### Working data ###

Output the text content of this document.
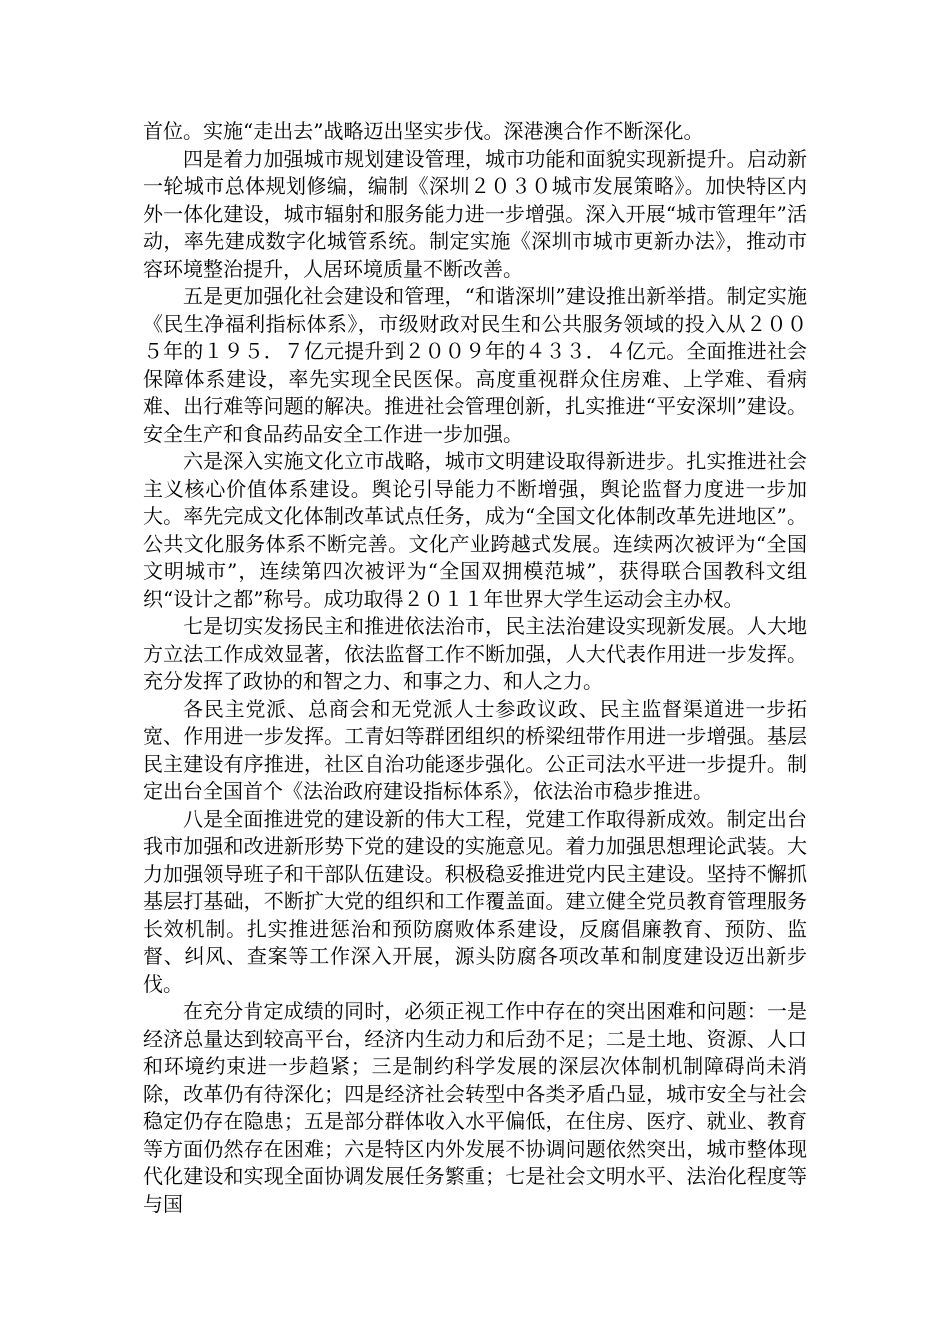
首位。实施“走出去”战略迈出坚实步伐。深港澳合作不断深化。

四是着力加强城市规划建设管理，城市功能和面貌实现新提升。启动新一轮城市总体规划修编，编制《深圳２０３０城市发展策略》。加快特区内外一体化建设，城市辐射和服务能力进一步增强。深入开展“城市管理年”活动，率先建成数字化城管系统。制定实施《深圳市城市更新办法》，推动市容环境整治提升，人居环境质量不断改善。

五是更加强化社会建设和管理，“和谐深圳”建设推出新举措。制定实施《民生净福利指标体系》，市级财政对民生和公共服务领域的投入从２００５年的１９５．７亿元提升到２００９年的４３３．４亿元。全面推进社会保障体系建设，率先实现全民医保。高度重视群众住房难、上学难、看病难、出行难等问题的解决。推进社会管理创新，扎实推进“平安深圳”建设。安全生产和食品药品安全工作进一步加强。

六是深入实施文化立市战略，城市文明建设取得新进步。扎实推进社会主义核心价值体系建设。舆论引导能力不断增强，舆论监督力度进一步加大。率先完成文化体制改革试点任务，成为“全国文化体制改革先进地区”。公共文化服务体系不断完善。文化产业跨越式发展。连续两次被评为“全国文明城市”，连续第四次被评为“全国双拥模范城”，获得联合国教科文组织“设计之都”称号。成功取得２０１１年世界大学生运动会主办权。

七是切实发扬民主和推进依法治市，民主法治建设实现新发展。人大地方立法工作成效显著，依法监督工作不断加强，人大代表作用进一步发挥。充分发挥了政协的和智之力、和事之力、和人之力。

各民主党派、总商会和无党派人士参政议政、民主监督渠道进一步拓宽、作用进一步发挥。工青妇等群团组织的桥梁纽带作用进一步增强。基层民主建设有序推进，社区自治功能逐步强化。公正司法水平进一步提升。制定出台全国首个《法治政府建设指标体系》，依法治市稳步推进。

八是全面推进党的建设新的伟大工程，党建工作取得新成效。制定出台我市加强和改进新形势下党的建设的实施意见。着力加强思想理论武装。大力加强领导班子和干部队伍建设。积极稳妥推进党内民主建设。坚持不懈抓基层打基础，不断扩大党的组织和工作覆盖面。建立健全党员教育管理服务长效机制。扎实推进惩治和预防腐败体系建设，反腐倡廉教育、预防、监督、纠风、查案等工作深入开展，源头防腐各项改革和制度建设迈出新步伐。

在充分肯定成绩的同时，必须正视工作中存在的突出困难和问题：一是经济总量达到较高平台，经济内生动力和后劲不足；二是土地、资源、人口和环境约束进一步趋紧；三是制约科学发展的深层次体制机制障碍尚未消除，改革仍有待深化；四是经济社会转型中各类矛盾凸显，城市安全与社会稳定仍存在隐患；五是部分群体收入水平偏低，在住房、医疗、就业、教育等方面仍然存在困难；六是特区内外发展不协调问题依然突出，城市整体现代化建设和实现全面协调发展任务繁重；七是社会文明水平、法治化程度等与国
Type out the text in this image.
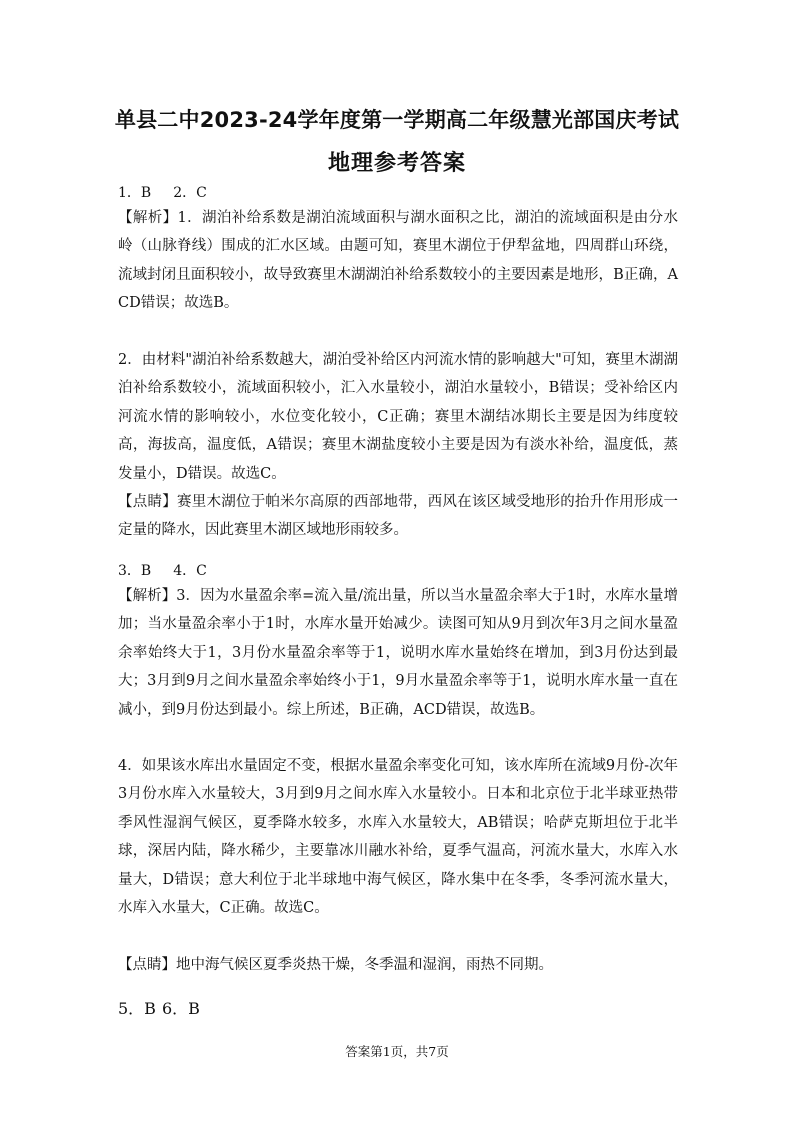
单县二中2023-24学年度第一学期高二年级慧光部国庆考试
地理参考答案
1．B 2．C
【解析】1．湖泊补给系数是湖泊流域面积与湖水面积之比，湖泊的流域面积是由分水岭（山脉脊线）围成的汇水区域。由题可知，赛里木湖位于伊犁盆地，四周群山环绕，流域封闭且面积较小，故导致赛里木湖湖泊补给系数较小的主要因素是地形，B正确，ACD错误；故选B。
2．由材料"湖泊补给系数越大，湖泊受补给区内河流水情的影响越大"可知，赛里木湖湖泊补给系数较小，流域面积较小，汇入水量较小，湖泊水量较小，B错误；受补给区内河流水情的影响较小，水位变化较小，C正确；赛里木湖结冰期长主要是因为纬度较高，海拔高，温度低，A错误；赛里木湖盐度较小主要是因为有淡水补给，温度低，蒸发量小，D错误。故选C。
【点睛】赛里木湖位于帕米尔高原的西部地带，西风在该区域受地形的抬升作用形成一定量的降水，因此赛里木湖区域地形雨较多。
3．B 4．C
【解析】3．因为水量盈余率=流入量/流出量，所以当水量盈余率大于1时，水库水量增加；当水量盈余率小于1时，水库水量开始减少。读图可知从9月到次年3月之间水量盈余率始终大于1，3月份水量盈余率等于1，说明水库水量始终在增加，到3月份达到最大；3月到9月之间水量盈余率始终小于1，9月水量盈余率等于1，说明水库水量一直在减小，到9月份达到最小。综上所述，B正确，ACD错误，故选B。
4．如果该水库出水量固定不变，根据水量盈余率变化可知，该水库所在流域9月份-次年3月份水库入水量较大，3月到9月之间水库入水量较小。日本和北京位于北半球亚热带季风性湿润气候区，夏季降水较多，水库入水量较大，AB错误；哈萨克斯坦位于北半球，深居内陆，降水稀少，主要靠冰川融水补给，夏季气温高，河流水量大，水库入水量大，D错误；意大利位于北半球地中海气候区，降水集中在冬季，冬季河流水量大，水库入水量大，C正确。故选C。
【点睛】地中海气候区夏季炎热干燥，冬季温和湿润，雨热不同期。
5．B 6．B
答案第1页，共7页
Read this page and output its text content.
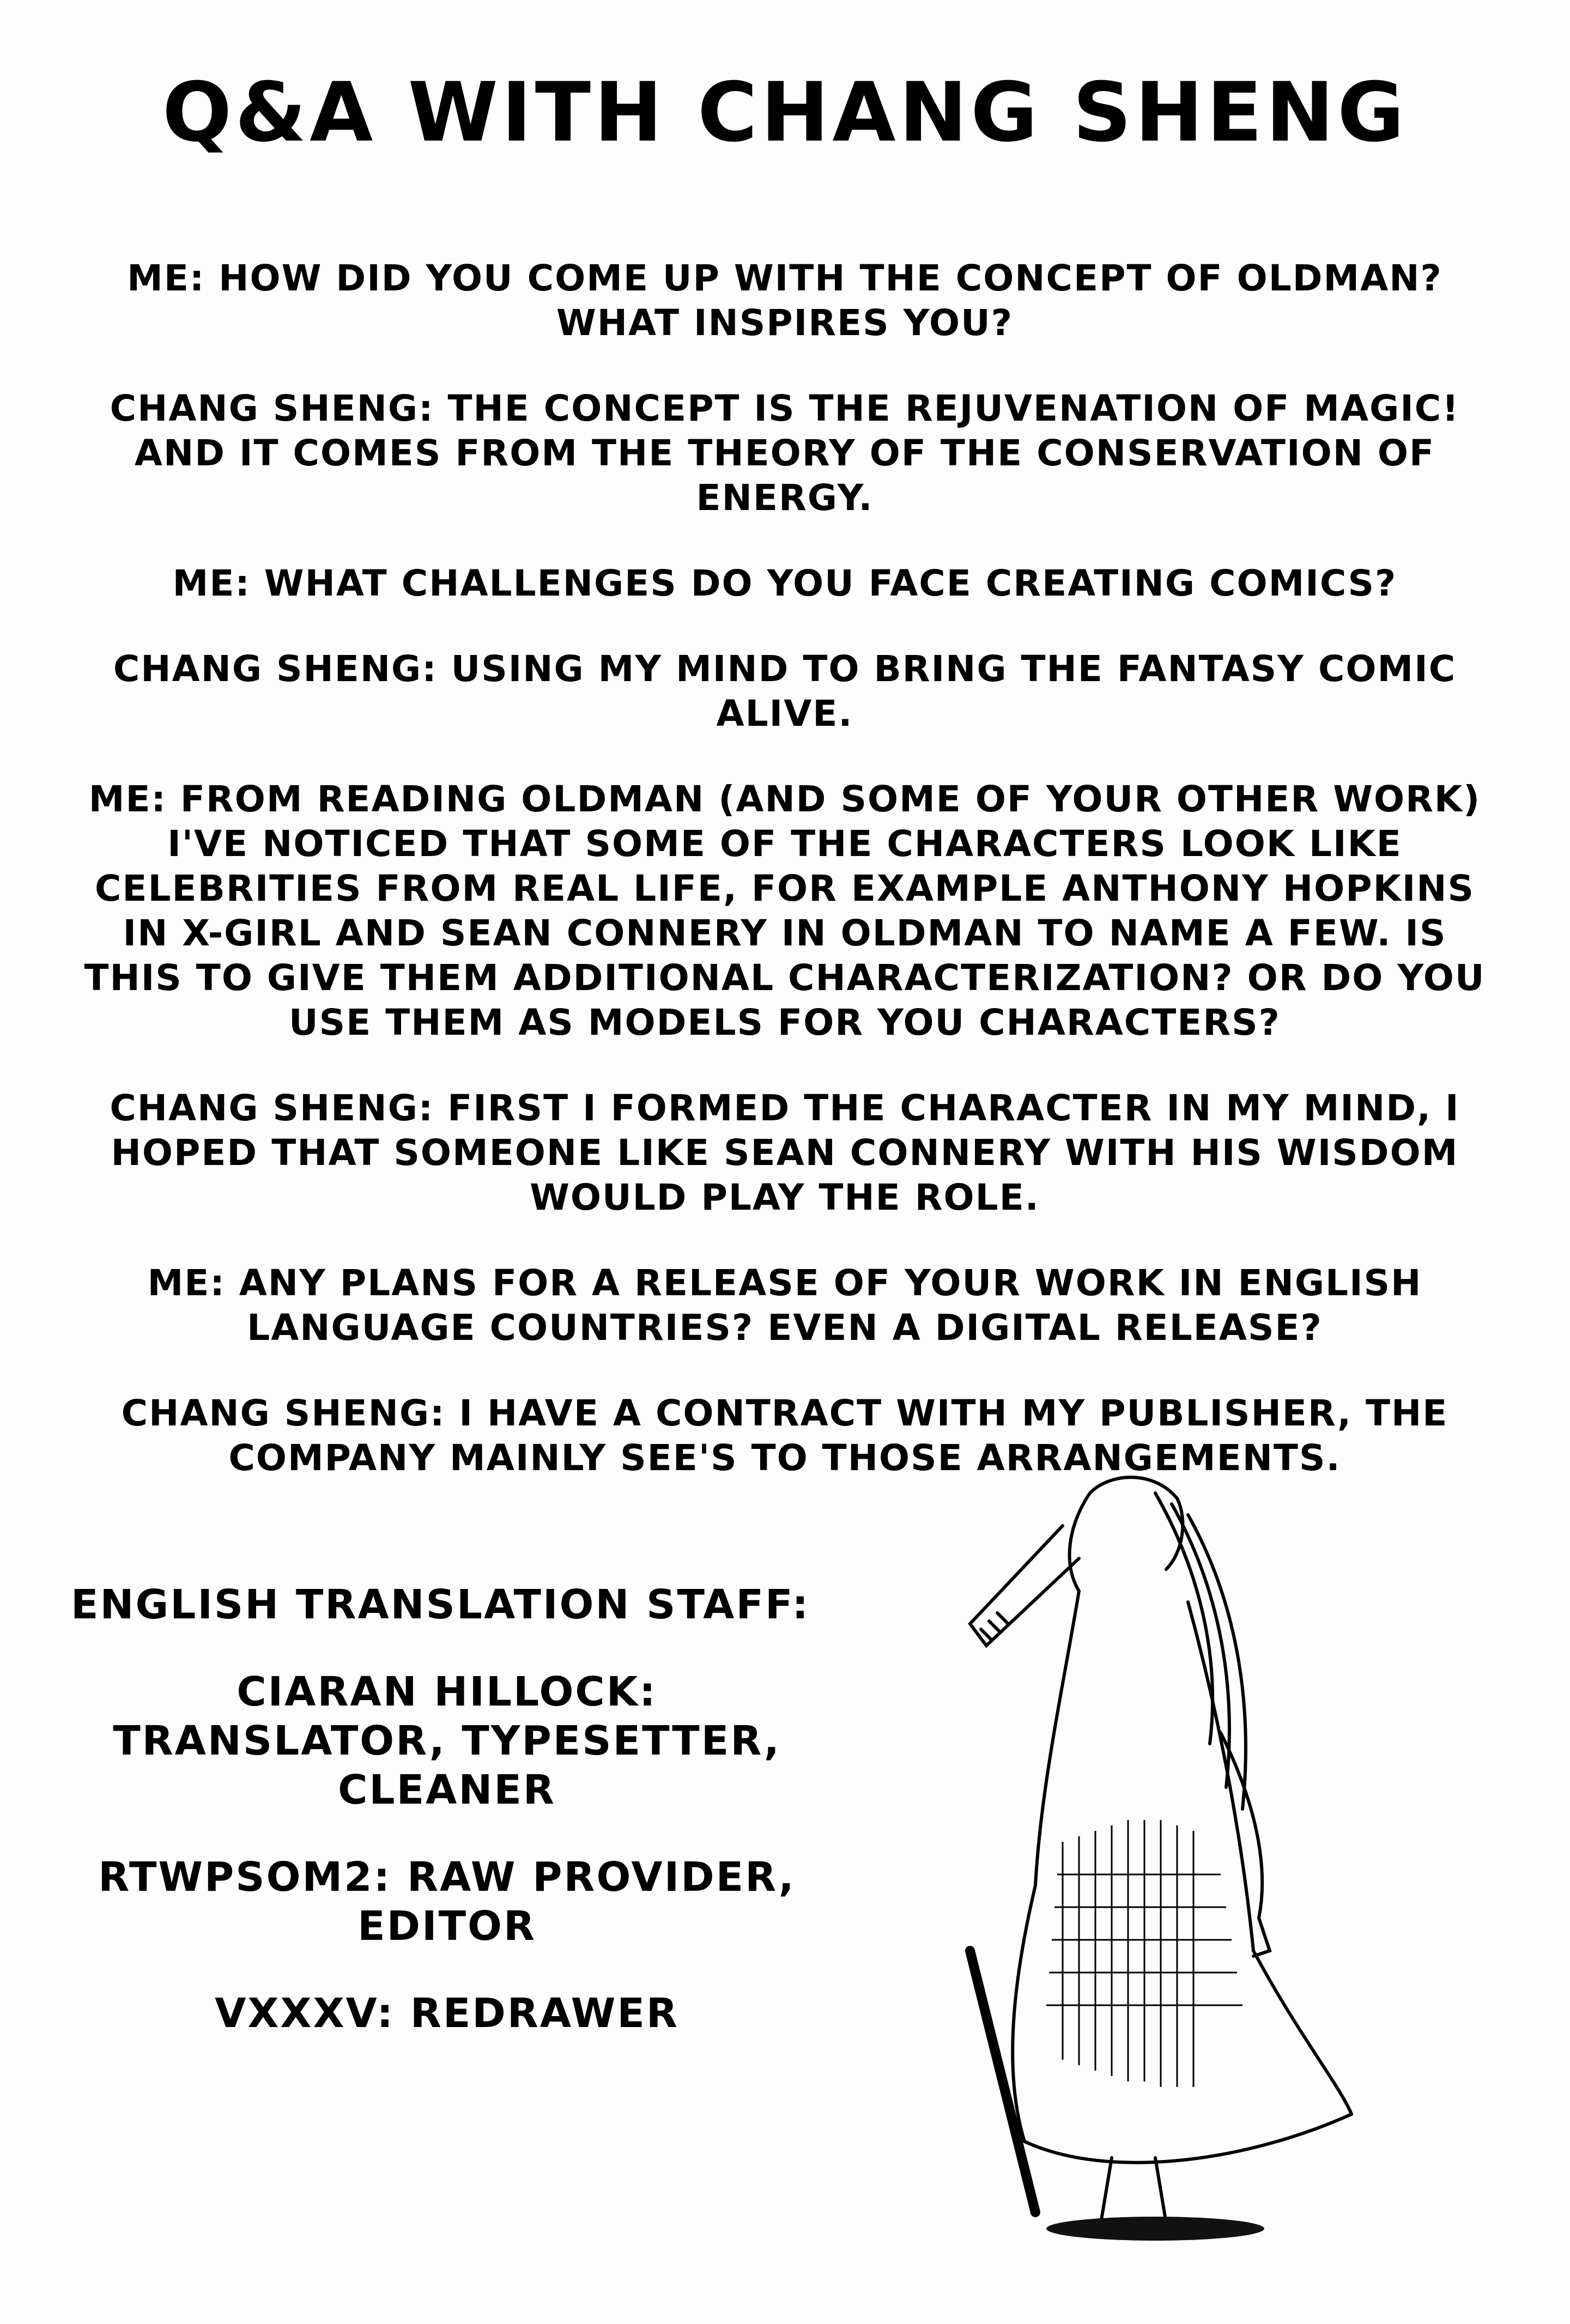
Q&A WITH CHANG SHENG

ME: HOW DID YOU COME UP WITH THE CONCEPT OF OLDMAN? WHAT INSPIRES YOU?

CHANG SHENG: THE CONCEPT IS THE REJUVENATION OF MAGIC! AND IT COMES FROM THE THEORY OF THE CONSERVATION OF ENERGY.

ME: WHAT CHALLENGES DO YOU FACE CREATING COMICS?

CHANG SHENG: USING MY MIND TO BRING THE FANTASY COMIC ALIVE.

ME: FROM READING OLDMAN (AND SOME OF YOUR OTHER WORK) I'VE NOTICED THAT SOME OF THE CHARACTERS LOOK LIKE CELEBRITIES FROM REAL LIFE, FOR EXAMPLE ANTHONY HOPKINS IN X-GIRL AND SEAN CONNERY IN OLDMAN TO NAME A FEW. IS THIS TO GIVE THEM ADDITIONAL CHARACTERIZATION? OR DO YOU USE THEM AS MODELS FOR YOU CHARACTERS?

CHANG SHENG: FIRST I FORMED THE CHARACTER IN MY MIND, I HOPED THAT SOMEONE LIKE SEAN CONNERY WITH HIS WISDOM WOULD PLAY THE ROLE.

ME: ANY PLANS FOR A RELEASE OF YOUR WORK IN ENGLISH LANGUAGE COUNTRIES? EVEN A DIGITAL RELEASE?

CHANG SHENG: I HAVE A CONTRACT WITH MY PUBLISHER, THE COMPANY MAINLY SEE'S TO THOSE ARRANGEMENTS.

ENGLISH TRANSLATION STAFF:
CIARAN HILLOCK: TRANSLATOR, TYPESETTER, CLEANER
RTWPSOM2: RAW PROVIDER, EDITOR
VXXXV: REDRAWER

###

Problem: Check each line of the records above for "FROM", and copy those that have it.

Output for this exercise:
CHANG SHENG: THE CONCEPT IS THE REJUVENATION OF MAGIC! AND IT COMES FROM THE THEORY OF THE CONSERVATION OF ENERGY.
ME: FROM READING OLDMAN (AND SOME OF YOUR OTHER WORK) I'VE NOTICED THAT SOME OF THE CHARACTERS LOOK LIKE CELEBRITIES FROM REAL LIFE, FOR EXAMPLE ANTHONY HOPKINS IN X-GIRL AND SEAN CONNERY IN OLDMAN TO NAME A FEW. IS THIS TO GIVE THEM ADDITIONAL CHARACTERIZATION? OR DO YOU USE THEM AS MODELS FOR YOU CHARACTERS?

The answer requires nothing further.